What to do:
Pick out each line below containing "revenues".

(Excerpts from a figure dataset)
[start]
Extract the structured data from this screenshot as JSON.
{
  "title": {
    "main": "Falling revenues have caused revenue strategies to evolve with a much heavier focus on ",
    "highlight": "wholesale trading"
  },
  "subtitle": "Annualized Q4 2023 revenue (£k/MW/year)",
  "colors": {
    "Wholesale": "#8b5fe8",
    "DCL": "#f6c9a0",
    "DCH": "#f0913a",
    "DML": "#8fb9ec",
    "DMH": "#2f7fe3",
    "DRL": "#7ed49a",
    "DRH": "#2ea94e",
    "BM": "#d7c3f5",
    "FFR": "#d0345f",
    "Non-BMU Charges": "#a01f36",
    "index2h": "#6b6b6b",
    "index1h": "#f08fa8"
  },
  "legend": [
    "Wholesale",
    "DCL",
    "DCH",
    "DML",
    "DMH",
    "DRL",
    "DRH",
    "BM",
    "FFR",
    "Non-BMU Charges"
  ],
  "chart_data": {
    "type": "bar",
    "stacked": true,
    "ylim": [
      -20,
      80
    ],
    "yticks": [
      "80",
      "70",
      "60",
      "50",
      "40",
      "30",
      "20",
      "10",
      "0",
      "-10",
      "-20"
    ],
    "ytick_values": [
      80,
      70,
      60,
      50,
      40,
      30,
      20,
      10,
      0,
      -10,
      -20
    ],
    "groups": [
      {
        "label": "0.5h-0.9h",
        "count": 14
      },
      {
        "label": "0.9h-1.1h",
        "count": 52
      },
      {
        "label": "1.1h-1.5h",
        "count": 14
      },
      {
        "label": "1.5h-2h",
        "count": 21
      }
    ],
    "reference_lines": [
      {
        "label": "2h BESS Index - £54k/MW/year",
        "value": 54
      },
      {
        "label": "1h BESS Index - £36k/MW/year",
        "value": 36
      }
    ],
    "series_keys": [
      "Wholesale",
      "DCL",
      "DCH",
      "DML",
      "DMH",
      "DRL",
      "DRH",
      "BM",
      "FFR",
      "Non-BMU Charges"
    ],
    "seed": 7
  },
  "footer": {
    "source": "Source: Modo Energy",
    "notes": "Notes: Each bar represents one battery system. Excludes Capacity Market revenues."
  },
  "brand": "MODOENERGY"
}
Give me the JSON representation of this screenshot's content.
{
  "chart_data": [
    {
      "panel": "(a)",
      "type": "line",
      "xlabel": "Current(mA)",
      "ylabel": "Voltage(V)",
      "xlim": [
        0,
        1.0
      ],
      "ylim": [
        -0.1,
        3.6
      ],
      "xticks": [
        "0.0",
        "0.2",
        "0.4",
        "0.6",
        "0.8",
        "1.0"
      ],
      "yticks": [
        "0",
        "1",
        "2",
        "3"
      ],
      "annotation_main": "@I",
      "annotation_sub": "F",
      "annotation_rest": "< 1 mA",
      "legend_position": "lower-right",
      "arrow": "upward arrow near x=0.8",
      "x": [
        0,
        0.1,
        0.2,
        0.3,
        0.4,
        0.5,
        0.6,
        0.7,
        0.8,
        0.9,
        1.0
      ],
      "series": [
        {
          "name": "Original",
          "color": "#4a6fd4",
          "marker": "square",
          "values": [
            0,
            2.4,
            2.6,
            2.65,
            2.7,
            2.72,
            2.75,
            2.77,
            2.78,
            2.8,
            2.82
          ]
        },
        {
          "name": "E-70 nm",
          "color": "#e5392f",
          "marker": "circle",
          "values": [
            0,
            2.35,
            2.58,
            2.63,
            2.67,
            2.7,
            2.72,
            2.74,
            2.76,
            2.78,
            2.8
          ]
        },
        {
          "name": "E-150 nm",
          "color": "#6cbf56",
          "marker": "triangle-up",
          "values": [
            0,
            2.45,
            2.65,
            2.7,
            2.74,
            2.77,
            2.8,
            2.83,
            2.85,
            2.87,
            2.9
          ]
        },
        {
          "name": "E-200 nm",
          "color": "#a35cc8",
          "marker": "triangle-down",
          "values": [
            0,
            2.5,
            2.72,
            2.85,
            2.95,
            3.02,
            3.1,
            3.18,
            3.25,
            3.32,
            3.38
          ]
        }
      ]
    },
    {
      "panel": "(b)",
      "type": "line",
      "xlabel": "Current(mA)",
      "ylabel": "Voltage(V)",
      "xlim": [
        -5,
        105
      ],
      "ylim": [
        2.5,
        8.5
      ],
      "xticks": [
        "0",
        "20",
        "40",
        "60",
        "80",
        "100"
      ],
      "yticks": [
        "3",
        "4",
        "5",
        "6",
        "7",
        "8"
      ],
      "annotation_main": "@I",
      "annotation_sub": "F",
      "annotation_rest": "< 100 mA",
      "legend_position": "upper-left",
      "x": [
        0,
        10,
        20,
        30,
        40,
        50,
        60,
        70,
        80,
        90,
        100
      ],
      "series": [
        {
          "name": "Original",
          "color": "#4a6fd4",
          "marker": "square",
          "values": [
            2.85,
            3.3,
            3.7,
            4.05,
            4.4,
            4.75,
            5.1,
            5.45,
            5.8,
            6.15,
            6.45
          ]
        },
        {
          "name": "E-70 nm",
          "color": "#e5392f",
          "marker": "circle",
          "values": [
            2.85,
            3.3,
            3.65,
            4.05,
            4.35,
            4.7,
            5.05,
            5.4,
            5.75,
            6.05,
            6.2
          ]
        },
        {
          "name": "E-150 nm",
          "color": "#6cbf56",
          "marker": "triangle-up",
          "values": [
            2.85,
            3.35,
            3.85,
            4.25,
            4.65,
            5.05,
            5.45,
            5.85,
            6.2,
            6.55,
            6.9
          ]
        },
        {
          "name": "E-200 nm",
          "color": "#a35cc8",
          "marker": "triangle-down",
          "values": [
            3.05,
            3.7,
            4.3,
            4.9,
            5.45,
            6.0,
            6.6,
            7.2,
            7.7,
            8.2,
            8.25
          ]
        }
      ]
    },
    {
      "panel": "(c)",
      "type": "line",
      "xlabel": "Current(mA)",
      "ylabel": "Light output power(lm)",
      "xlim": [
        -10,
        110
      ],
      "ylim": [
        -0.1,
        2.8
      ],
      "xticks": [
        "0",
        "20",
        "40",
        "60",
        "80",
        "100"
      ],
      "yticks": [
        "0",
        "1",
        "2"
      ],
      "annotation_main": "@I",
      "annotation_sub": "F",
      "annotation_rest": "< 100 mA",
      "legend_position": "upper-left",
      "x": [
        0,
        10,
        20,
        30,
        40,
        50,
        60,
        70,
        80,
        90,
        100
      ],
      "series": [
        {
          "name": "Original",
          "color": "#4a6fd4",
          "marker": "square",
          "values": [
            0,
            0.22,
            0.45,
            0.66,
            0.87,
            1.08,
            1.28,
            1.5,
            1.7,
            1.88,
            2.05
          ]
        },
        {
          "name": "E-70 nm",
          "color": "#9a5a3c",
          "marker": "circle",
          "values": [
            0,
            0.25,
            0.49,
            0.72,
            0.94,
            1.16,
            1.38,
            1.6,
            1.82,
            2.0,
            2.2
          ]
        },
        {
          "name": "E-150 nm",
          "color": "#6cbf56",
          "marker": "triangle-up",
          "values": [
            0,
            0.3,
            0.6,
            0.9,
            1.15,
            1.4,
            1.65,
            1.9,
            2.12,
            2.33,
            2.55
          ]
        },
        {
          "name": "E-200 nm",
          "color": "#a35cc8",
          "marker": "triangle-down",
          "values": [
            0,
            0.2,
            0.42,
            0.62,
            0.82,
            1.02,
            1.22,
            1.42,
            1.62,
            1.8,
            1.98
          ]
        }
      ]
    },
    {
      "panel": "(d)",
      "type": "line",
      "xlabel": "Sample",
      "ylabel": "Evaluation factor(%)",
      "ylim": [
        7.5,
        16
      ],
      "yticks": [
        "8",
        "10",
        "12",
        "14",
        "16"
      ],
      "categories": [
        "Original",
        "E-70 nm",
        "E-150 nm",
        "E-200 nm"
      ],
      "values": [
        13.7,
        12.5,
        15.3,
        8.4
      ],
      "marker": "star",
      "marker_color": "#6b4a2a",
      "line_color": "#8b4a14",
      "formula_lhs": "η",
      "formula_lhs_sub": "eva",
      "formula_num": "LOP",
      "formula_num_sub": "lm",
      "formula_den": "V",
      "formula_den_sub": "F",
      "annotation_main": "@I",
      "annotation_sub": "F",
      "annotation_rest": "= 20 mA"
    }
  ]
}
[end]
[start]
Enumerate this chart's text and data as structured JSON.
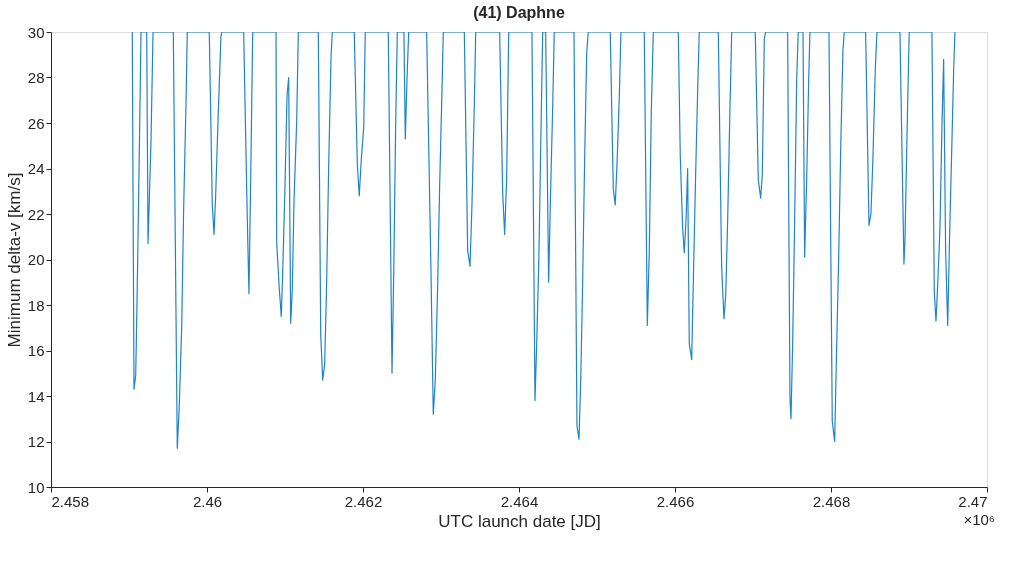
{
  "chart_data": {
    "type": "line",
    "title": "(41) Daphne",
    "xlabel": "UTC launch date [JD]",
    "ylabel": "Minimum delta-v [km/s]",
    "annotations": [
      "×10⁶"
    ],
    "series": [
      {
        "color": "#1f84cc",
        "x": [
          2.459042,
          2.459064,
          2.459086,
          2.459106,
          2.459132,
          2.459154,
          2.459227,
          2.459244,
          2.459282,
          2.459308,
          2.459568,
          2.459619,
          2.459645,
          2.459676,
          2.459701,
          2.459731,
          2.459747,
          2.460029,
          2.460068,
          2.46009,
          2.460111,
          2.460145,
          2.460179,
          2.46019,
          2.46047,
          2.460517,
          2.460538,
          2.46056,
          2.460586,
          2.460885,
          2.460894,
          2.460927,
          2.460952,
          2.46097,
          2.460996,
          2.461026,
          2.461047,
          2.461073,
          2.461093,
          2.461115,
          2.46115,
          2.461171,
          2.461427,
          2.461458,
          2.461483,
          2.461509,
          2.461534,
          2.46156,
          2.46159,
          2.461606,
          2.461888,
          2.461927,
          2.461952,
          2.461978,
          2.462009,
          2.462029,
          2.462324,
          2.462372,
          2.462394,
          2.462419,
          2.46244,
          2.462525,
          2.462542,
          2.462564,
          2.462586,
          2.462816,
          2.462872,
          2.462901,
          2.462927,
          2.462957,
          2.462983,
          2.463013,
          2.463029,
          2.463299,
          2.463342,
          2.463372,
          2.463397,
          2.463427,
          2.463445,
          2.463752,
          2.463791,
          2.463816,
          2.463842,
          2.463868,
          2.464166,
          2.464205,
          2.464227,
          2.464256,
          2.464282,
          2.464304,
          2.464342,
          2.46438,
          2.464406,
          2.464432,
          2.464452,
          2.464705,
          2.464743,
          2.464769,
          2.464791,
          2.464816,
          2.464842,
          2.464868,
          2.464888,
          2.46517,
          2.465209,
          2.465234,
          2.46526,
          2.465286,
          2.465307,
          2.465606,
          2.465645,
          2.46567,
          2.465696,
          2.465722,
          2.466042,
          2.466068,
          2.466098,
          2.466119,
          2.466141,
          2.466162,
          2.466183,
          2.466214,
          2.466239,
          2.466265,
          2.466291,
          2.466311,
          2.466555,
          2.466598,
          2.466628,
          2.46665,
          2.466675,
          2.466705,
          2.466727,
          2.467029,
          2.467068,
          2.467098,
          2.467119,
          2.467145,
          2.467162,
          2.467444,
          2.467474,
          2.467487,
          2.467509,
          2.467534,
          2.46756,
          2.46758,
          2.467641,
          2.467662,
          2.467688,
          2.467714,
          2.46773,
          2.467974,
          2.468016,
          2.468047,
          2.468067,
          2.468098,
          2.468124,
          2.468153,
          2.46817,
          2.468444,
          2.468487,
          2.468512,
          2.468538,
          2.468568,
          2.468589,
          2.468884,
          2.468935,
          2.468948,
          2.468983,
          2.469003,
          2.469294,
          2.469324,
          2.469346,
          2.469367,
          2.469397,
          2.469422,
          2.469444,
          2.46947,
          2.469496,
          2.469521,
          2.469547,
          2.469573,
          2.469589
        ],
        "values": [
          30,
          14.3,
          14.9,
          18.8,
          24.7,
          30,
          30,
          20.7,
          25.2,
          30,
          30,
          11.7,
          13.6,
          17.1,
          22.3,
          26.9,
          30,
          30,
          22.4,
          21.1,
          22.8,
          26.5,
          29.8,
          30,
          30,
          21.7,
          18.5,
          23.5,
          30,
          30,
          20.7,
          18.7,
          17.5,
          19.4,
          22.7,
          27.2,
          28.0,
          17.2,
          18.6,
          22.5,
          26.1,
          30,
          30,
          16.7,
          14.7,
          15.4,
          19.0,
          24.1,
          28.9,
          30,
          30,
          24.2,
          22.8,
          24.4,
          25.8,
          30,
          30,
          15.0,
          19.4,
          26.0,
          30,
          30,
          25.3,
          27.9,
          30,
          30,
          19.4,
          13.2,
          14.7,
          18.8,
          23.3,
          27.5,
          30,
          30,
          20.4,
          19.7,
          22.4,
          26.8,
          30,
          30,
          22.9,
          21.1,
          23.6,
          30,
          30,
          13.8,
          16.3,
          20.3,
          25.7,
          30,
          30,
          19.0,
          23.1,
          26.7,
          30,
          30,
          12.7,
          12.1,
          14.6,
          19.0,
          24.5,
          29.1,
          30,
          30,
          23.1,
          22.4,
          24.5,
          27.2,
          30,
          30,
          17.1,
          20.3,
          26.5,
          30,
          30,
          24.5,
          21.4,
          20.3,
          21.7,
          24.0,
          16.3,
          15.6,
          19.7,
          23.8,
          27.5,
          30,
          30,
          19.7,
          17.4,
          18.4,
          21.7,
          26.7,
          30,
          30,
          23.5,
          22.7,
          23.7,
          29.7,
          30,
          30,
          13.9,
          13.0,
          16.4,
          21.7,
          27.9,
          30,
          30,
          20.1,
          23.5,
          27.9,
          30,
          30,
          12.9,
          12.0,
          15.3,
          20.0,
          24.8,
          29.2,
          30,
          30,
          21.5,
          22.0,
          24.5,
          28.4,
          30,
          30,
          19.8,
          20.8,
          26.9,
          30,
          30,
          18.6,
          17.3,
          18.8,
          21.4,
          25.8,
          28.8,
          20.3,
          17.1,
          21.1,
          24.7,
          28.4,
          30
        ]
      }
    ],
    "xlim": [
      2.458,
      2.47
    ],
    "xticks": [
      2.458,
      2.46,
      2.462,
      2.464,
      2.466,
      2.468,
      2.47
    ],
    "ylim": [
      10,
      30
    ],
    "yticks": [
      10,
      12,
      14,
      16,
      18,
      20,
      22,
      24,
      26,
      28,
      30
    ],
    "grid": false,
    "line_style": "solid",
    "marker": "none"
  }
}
[end]
Correct response:
    "main": "Falling revenues have caused revenue strategies to evolve with a much heavier focus on ",
    "notes": "Notes: Each bar represents one battery system. Excludes Capacity Market revenues."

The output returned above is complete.